_Required work_
a. From the article on Peter Thiel's Berlin investments, extract the part that opens with the words containing "Number26 is a" and closes with "ResearchGate, in 2012.". Copy it word for word.
b. Summarize the article on Peter Thiel's Berlin investments in two sentences.

[[ Document extract, beginning ]]

PayPal co-founder Peter Thiel has made a rare foray into continental Europe, leading funding rounds in two Berlin start-ups, as Silicon Valley investors continue to be attracted by the region's technology scene.

Mr Thiel's Valar Ventures is leading an $18m funding round in EyeEm, a network for photographers, and a €10m investment in Number26, a banking app.

The move is an unexpected endorsement of Berlin's budding tech scene, as Mr Thiel has previously been scathing about the business environment in the city and continental Europe.

He told the Financial Times in September that he preferred to invest in London because people "just work harder . . . They just work less hard in Berlin." Europe, he said, was a "slacker with low expectations".

Mr Thiel, the first venture capitalist to back Facebook, has rarely invested outside the US. But in recent months he funded two London-based start-ups: TransferWise, a money transfer business, and Deepmind, an artificial intelligence group bought by Google for £400m last year.

EyeEm helps users of mobile phones sort through the photographs they take on the devices. "There is a new generation of photographers solely equipped with mobile phones, who are able to capture incredible images. But one of the biggest problems in photography is how do you find images that really interest you," said co-founder Florian Meissner.

The company will use the funding to extend its photography licensing platform from the US, where the business was launched, to Europe, Asia and South America, and to hire more staff. EyeEm has 13m users and launched a platform to license its community's work for commercial use last month.

Number26 is a mobile banking app which launched in Germany and Austria this year and has about 8,500 customers. It provides users with a MasterCard credit card and an account offered by German partner bank Wirecard. Spending through the app can be mapped according to categories such as "restaurants".

The start-up plans to spend the funding on recruitment and developing new features, such as a fraud detection system that maps where a card is used against geo-location data from the cardholder's phone.

Number26, which is free to users, makes money from a portion of the transaction fee charged to merchants, and earns interest on funds deposited with the partner bank.

Another VC fund co-founded by Mr Thiel, Founders Fund, invested in a Berlin-based social network for scientists, ResearchGate, in 2012.

Europe's technology start-ups have begin to attract US funds, which are large enough to step in to provide "growth" funding rounds of $10m or more - the types of multimillion-dollar cheques commonplace in the US but rare in Europe.

Figures from Go4Venture Advisers, an analyst group, and DFJ Esprit, the venture capital group, show that in 2010, European start-ups received $808m during growth funding rounds, either solely from US investors or through joint investments between US and European venture groups. By 2013, this figure had risen $1.9bn and is projected to rise to $3.5bn by the end of this year.

[[ Document extract, end ]]
[[ Entries shown, beginning ]]

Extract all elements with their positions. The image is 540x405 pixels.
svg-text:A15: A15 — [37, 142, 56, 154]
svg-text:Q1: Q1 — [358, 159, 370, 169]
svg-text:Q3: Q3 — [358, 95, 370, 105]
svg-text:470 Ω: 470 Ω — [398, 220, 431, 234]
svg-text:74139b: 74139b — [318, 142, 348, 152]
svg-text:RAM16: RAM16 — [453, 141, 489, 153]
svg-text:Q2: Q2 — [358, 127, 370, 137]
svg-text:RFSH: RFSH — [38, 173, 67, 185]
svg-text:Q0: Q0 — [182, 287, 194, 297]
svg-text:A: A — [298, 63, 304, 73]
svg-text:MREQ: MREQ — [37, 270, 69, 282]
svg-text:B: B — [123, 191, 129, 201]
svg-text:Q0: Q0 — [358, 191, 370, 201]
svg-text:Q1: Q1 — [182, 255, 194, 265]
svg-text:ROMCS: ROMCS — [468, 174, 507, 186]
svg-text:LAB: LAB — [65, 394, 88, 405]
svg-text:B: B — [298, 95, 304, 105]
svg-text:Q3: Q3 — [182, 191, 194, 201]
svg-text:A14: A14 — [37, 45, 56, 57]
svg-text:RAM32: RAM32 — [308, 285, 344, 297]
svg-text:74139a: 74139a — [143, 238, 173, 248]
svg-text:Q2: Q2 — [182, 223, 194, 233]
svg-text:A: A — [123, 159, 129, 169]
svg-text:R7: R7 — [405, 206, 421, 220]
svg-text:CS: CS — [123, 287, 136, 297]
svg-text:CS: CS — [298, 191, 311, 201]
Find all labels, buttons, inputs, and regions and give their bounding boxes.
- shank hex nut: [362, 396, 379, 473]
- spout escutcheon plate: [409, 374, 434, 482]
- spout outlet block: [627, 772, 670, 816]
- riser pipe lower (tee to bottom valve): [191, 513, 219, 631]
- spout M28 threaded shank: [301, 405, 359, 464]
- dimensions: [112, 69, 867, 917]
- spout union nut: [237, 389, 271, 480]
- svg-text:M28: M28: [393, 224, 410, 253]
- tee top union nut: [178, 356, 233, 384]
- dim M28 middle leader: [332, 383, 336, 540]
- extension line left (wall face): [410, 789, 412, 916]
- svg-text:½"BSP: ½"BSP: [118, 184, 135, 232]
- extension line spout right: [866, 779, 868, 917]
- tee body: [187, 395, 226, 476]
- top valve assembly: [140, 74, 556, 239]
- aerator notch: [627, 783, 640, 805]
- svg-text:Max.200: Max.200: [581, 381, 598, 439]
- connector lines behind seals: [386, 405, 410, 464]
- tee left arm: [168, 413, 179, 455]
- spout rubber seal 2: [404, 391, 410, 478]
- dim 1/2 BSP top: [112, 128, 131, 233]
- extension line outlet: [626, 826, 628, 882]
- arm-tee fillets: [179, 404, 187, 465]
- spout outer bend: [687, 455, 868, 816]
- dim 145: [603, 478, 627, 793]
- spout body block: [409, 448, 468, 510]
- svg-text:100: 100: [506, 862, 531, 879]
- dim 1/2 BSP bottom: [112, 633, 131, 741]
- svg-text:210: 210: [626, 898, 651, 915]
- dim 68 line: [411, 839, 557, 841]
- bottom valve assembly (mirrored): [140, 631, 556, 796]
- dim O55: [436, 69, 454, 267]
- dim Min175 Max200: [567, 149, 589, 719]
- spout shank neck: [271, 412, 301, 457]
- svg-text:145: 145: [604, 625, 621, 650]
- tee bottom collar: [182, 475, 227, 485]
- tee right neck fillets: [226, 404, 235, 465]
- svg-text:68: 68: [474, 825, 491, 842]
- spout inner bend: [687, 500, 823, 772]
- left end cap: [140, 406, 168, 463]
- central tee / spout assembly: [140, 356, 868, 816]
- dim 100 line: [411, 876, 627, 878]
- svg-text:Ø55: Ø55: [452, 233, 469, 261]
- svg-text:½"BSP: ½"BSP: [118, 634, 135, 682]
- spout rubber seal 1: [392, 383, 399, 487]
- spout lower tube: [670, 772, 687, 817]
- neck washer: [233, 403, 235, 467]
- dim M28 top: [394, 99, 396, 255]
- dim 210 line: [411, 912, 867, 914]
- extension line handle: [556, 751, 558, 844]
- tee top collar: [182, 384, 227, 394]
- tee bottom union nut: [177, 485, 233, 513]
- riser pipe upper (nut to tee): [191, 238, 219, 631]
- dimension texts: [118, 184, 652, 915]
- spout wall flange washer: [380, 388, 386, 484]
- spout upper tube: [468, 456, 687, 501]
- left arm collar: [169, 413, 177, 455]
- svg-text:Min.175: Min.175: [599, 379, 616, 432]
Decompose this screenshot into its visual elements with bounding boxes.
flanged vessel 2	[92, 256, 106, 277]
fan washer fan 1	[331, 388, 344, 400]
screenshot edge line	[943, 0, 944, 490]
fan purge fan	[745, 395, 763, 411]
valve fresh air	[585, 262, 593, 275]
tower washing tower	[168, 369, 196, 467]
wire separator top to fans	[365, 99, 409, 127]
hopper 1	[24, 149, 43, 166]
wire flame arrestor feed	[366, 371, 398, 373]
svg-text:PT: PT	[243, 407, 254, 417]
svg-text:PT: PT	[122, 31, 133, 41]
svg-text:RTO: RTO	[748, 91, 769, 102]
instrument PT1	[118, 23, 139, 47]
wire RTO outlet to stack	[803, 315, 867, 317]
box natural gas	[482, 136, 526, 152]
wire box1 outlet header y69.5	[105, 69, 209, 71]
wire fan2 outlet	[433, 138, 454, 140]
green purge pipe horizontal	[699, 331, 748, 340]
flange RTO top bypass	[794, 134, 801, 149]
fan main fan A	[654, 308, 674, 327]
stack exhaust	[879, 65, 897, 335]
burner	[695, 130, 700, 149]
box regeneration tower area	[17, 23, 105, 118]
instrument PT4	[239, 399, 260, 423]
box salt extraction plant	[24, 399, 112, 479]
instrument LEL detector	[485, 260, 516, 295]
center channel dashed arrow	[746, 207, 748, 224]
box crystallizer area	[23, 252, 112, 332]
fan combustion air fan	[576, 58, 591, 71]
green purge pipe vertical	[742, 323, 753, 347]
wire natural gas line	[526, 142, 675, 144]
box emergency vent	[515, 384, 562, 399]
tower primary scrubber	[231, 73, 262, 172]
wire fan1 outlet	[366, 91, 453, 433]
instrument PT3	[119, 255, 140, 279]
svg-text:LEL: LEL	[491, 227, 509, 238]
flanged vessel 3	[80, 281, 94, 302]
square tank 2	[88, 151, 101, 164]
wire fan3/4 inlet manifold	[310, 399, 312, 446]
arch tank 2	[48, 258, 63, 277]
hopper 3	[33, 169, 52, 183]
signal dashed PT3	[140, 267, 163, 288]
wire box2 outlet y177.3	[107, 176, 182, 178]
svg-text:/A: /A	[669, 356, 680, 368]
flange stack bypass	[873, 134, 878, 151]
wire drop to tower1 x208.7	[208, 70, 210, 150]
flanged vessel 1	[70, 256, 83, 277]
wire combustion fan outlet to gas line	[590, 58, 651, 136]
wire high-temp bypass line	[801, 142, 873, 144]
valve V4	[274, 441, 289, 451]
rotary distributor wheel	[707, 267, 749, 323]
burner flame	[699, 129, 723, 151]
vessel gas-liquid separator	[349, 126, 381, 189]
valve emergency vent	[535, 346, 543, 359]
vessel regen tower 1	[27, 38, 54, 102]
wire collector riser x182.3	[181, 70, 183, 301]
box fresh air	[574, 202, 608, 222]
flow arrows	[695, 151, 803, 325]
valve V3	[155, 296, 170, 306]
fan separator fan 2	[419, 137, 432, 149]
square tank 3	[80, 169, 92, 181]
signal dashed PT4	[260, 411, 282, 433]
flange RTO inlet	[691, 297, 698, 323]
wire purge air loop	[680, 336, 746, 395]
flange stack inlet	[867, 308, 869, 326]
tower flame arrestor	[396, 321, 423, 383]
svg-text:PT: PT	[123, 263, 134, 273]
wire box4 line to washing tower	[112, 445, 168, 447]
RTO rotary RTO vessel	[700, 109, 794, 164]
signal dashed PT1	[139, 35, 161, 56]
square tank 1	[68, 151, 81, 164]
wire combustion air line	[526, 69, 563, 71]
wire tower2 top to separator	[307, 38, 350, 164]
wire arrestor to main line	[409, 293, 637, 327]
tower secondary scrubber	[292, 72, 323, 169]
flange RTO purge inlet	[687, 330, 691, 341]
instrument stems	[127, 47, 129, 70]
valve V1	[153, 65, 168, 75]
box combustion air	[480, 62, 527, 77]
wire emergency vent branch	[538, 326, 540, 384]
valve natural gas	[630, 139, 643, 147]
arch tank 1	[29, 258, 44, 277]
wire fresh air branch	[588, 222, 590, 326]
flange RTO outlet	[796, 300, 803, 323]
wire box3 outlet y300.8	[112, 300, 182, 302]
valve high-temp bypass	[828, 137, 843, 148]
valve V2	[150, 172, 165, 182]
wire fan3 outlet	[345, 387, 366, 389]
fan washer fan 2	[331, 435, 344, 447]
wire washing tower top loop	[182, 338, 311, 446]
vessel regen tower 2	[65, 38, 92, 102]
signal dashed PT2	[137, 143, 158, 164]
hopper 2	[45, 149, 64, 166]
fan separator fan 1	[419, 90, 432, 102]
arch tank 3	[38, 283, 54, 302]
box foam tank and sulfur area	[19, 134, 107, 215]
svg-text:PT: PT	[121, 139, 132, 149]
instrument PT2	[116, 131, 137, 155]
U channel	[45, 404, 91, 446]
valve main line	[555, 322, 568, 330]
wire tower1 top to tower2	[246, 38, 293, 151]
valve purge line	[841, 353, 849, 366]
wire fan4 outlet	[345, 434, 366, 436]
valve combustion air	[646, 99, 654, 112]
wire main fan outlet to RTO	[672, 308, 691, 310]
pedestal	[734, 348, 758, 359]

[[ Entries shown, end ]]

_Answers to the tasks_
a.
Number26 is a mobile banking app which launched in Germany and Austria this year and has about 8,500 customers. It provides users with a MasterCard credit card and an account offered by German partner bank Wirecard. Spending through the app can be mapped according to categories such as "restaurants".

The start-up plans to spend the funding on recruitment and developing new features, such as a fraud detection system that maps where a card is used against geo-location data from the cardholder's phone.

Number26, which is free to users, makes money from a portion of the transaction fee charged to merchants, and earns interest on funds deposited with the partner bank.

Another VC fund co-founded by Mr Thiel, Founders Fund, invested in a Berlin-based social network for scientists, ResearchGate, in 2012.

b. Peter Thiel's Valar Ventures is leading an $18m funding round in EyeEm, a network for photographers, and a €10m investment in Number26, a banking app, both Berlin start-ups. The move is an unexpected endorsement of Berlin's tech scene, since Thiel has previously been scathing about the business environment there, and it comes as Silicon Valley investors continue to be attracted by the region's technology scene.